* BEGIN Provided information *

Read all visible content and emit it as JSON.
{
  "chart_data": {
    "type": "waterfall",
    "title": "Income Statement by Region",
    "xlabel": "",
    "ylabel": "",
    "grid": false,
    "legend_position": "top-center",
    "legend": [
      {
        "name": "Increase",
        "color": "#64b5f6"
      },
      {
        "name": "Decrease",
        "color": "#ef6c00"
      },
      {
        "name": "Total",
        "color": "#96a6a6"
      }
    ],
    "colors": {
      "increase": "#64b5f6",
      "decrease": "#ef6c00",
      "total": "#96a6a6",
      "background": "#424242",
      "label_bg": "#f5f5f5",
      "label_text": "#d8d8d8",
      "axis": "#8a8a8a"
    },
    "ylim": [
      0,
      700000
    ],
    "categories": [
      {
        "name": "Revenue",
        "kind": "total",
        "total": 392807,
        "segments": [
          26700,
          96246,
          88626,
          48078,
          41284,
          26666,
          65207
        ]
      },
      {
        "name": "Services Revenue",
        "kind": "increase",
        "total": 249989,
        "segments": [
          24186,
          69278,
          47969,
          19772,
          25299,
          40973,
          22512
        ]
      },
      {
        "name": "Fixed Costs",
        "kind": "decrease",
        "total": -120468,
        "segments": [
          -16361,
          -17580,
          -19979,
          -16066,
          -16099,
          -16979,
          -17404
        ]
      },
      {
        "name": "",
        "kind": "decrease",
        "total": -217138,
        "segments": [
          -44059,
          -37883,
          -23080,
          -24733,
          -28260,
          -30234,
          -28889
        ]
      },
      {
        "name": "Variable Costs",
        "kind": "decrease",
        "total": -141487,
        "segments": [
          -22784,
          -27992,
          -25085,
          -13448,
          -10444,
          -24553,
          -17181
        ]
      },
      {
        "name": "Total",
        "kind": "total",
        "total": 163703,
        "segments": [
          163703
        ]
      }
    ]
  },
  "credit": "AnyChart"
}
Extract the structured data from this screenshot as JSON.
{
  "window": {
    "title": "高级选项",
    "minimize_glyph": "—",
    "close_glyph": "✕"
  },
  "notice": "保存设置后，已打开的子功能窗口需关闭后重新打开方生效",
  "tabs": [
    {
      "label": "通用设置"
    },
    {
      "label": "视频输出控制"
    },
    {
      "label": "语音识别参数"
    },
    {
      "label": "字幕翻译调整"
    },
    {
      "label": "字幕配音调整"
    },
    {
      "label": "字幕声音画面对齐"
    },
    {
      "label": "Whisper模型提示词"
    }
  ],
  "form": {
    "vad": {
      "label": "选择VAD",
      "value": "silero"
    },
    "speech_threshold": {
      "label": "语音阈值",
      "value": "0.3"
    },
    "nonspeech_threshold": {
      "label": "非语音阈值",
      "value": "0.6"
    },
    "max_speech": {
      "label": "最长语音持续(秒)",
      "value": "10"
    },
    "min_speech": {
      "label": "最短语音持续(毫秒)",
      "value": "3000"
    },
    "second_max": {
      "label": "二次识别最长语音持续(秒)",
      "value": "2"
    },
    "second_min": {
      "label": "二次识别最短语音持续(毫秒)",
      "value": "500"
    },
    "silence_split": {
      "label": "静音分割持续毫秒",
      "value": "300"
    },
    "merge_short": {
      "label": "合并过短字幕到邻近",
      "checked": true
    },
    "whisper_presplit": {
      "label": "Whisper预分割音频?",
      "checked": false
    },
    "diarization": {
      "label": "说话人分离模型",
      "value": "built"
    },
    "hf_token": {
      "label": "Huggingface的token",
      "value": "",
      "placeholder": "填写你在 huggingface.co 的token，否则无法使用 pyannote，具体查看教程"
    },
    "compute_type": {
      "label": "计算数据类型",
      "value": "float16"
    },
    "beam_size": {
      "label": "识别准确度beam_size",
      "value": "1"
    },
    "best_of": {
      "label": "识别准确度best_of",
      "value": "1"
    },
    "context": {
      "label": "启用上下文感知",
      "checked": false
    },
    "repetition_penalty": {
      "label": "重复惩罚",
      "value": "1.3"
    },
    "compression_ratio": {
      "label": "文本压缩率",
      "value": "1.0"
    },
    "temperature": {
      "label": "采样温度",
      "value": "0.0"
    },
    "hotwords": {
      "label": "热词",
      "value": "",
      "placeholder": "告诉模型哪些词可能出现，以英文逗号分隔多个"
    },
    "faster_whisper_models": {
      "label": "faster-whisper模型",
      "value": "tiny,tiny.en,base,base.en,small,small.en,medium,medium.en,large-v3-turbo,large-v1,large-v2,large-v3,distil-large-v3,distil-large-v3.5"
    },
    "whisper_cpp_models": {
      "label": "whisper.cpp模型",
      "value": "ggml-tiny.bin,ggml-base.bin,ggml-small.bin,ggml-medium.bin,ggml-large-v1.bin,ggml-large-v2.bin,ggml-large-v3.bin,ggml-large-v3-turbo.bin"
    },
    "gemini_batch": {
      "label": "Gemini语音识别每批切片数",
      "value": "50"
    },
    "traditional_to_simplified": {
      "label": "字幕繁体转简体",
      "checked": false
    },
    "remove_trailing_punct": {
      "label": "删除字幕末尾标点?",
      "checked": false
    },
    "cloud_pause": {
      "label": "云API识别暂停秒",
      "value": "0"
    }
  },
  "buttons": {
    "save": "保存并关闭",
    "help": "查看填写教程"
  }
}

* END Provided information *

--- Instructions for the task ---
Emit the records above again, exactly, with no line skipped.

--- Task solution ---
Read all visible content and emit it as JSON.
{
  "chart_data": {
    "type": "waterfall",
    "title": "Income Statement by Region",
    "xlabel": "",
    "ylabel": "",
    "grid": false,
    "legend_position": "top-center",
    "legend": [
      {
        "name": "Increase",
        "color": "#64b5f6"
      },
      {
        "name": "Decrease",
        "color": "#ef6c00"
      },
      {
        "name": "Total",
        "color": "#96a6a6"
      }
    ],
    "colors": {
      "increase": "#64b5f6",
      "decrease": "#ef6c00",
      "total": "#96a6a6",
      "background": "#424242",
      "label_bg": "#f5f5f5",
      "label_text": "#d8d8d8",
      "axis": "#8a8a8a"
    },
    "ylim": [
      0,
      700000
    ],
    "categories": [
      {
        "name": "Revenue",
        "kind": "total",
        "total": 392807,
        "segments": [
          26700,
          96246,
          88626,
          48078,
          41284,
          26666,
          65207
        ]
      },
      {
        "name": "Services Revenue",
        "kind": "increase",
        "total": 249989,
        "segments": [
          24186,
          69278,
          47969,
          19772,
          25299,
          40973,
          22512
        ]
      },
      {
        "name": "Fixed Costs",
        "kind": "decrease",
        "total": -120468,
        "segments": [
          -16361,
          -17580,
          -19979,
          -16066,
          -16099,
          -16979,
          -17404
        ]
      },
      {
        "name": "",
        "kind": "decrease",
        "total": -217138,
        "segments": [
          -44059,
          -37883,
          -23080,
          -24733,
          -28260,
          -30234,
          -28889
        ]
      },
      {
        "name": "Variable Costs",
        "kind": "decrease",
        "total": -141487,
        "segments": [
          -22784,
          -27992,
          -25085,
          -13448,
          -10444,
          -24553,
          -17181
        ]
      },
      {
        "name": "Total",
        "kind": "total",
        "total": 163703,
        "segments": [
          163703
        ]
      }
    ]
  },
  "credit": "AnyChart"
}
Extract the structured data from this screenshot as JSON.
{
  "window": {
    "title": "高级选项",
    "minimize_glyph": "—",
    "close_glyph": "✕"
  },
  "notice": "保存设置后，已打开的子功能窗口需关闭后重新打开方生效",
  "tabs": [
    {
      "label": "通用设置"
    },
    {
      "label": "视频输出控制"
    },
    {
      "label": "语音识别参数"
    },
    {
      "label": "字幕翻译调整"
    },
    {
      "label": "字幕配音调整"
    },
    {
      "label": "字幕声音画面对齐"
    },
    {
      "label": "Whisper模型提示词"
    }
  ],
  "form": {
    "vad": {
      "label": "选择VAD",
      "value": "silero"
    },
    "speech_threshold": {
      "label": "语音阈值",
      "value": "0.3"
    },
    "nonspeech_threshold": {
      "label": "非语音阈值",
      "value": "0.6"
    },
    "max_speech": {
      "label": "最长语音持续(秒)",
      "value": "10"
    },
    "min_speech": {
      "label": "最短语音持续(毫秒)",
      "value": "3000"
    },
    "second_max": {
      "label": "二次识别最长语音持续(秒)",
      "value": "2"
    },
    "second_min": {
      "label": "二次识别最短语音持续(毫秒)",
      "value": "500"
    },
    "silence_split": {
      "label": "静音分割持续毫秒",
      "value": "300"
    },
    "merge_short": {
      "label": "合并过短字幕到邻近",
      "checked": true
    },
    "whisper_presplit": {
      "label": "Whisper预分割音频?",
      "checked": false
    },
    "diarization": {
      "label": "说话人分离模型",
      "value": "built"
    },
    "hf_token": {
      "label": "Huggingface的token",
      "value": "",
      "placeholder": "填写你在 huggingface.co 的token，否则无法使用 pyannote，具体查看教程"
    },
    "compute_type": {
      "label": "计算数据类型",
      "value": "float16"
    },
    "beam_size": {
      "label": "识别准确度beam_size",
      "value": "1"
    },
    "best_of": {
      "label": "识别准确度best_of",
      "value": "1"
    },
    "context": {
      "label": "启用上下文感知",
      "checked": false
    },
    "repetition_penalty": {
      "label": "重复惩罚",
      "value": "1.3"
    },
    "compression_ratio": {
      "label": "文本压缩率",
      "value": "1.0"
    },
    "temperature": {
      "label": "采样温度",
      "value": "0.0"
    },
    "hotwords": {
      "label": "热词",
      "value": "",
      "placeholder": "告诉模型哪些词可能出现，以英文逗号分隔多个"
    },
    "faster_whisper_models": {
      "label": "faster-whisper模型",
      "value": "tiny,tiny.en,base,base.en,small,small.en,medium,medium.en,large-v3-turbo,large-v1,large-v2,large-v3,distil-large-v3,distil-large-v3.5"
    },
    "whisper_cpp_models": {
      "label": "whisper.cpp模型",
      "value": "ggml-tiny.bin,ggml-base.bin,ggml-small.bin,ggml-medium.bin,ggml-large-v1.bin,ggml-large-v2.bin,ggml-large-v3.bin,ggml-large-v3-turbo.bin"
    },
    "gemini_batch": {
      "label": "Gemini语音识别每批切片数",
      "value": "50"
    },
    "traditional_to_simplified": {
      "label": "字幕繁体转简体",
      "checked": false
    },
    "remove_trailing_punct": {
      "label": "删除字幕末尾标点?",
      "checked": false
    },
    "cloud_pause": {
      "label": "云API识别暂停秒",
      "value": "0"
    }
  },
  "buttons": {
    "save": "保存并关闭",
    "help": "查看填写教程"
  }
}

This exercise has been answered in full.